* Begin *
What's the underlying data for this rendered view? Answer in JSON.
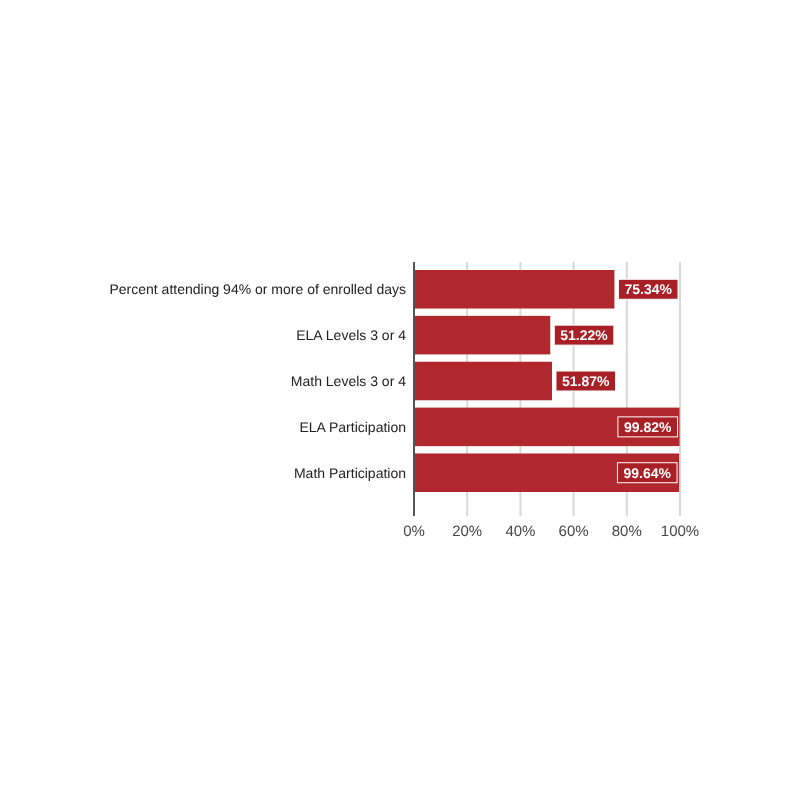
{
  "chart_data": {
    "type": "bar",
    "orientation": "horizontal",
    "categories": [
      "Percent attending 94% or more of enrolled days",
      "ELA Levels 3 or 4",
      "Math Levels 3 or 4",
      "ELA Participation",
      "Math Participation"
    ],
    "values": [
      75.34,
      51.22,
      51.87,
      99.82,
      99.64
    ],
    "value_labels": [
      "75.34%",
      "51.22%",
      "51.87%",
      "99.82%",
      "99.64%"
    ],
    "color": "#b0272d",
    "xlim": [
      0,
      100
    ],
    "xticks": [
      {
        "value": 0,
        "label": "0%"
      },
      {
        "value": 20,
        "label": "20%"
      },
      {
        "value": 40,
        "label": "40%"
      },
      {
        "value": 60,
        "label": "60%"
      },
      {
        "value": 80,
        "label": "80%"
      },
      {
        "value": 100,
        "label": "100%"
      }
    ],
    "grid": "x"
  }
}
* End *
=== SET EXERCISE ===
Write out the whole listing again, exactly, with no pictures.

=== EXERCISE ANSWER ===
What's the underlying data for this rendered view? Answer in JSON.
{
  "chart_data": {
    "type": "bar",
    "orientation": "horizontal",
    "categories": [
      "Percent attending 94% or more of enrolled days",
      "ELA Levels 3 or 4",
      "Math Levels 3 or 4",
      "ELA Participation",
      "Math Participation"
    ],
    "values": [
      75.34,
      51.22,
      51.87,
      99.82,
      99.64
    ],
    "value_labels": [
      "75.34%",
      "51.22%",
      "51.87%",
      "99.82%",
      "99.64%"
    ],
    "color": "#b0272d",
    "xlim": [
      0,
      100
    ],
    "xticks": [
      {
        "value": 0,
        "label": "0%"
      },
      {
        "value": 20,
        "label": "20%"
      },
      {
        "value": 40,
        "label": "40%"
      },
      {
        "value": 60,
        "label": "60%"
      },
      {
        "value": 80,
        "label": "80%"
      },
      {
        "value": 100,
        "label": "100%"
      }
    ],
    "grid": "x"
  }
}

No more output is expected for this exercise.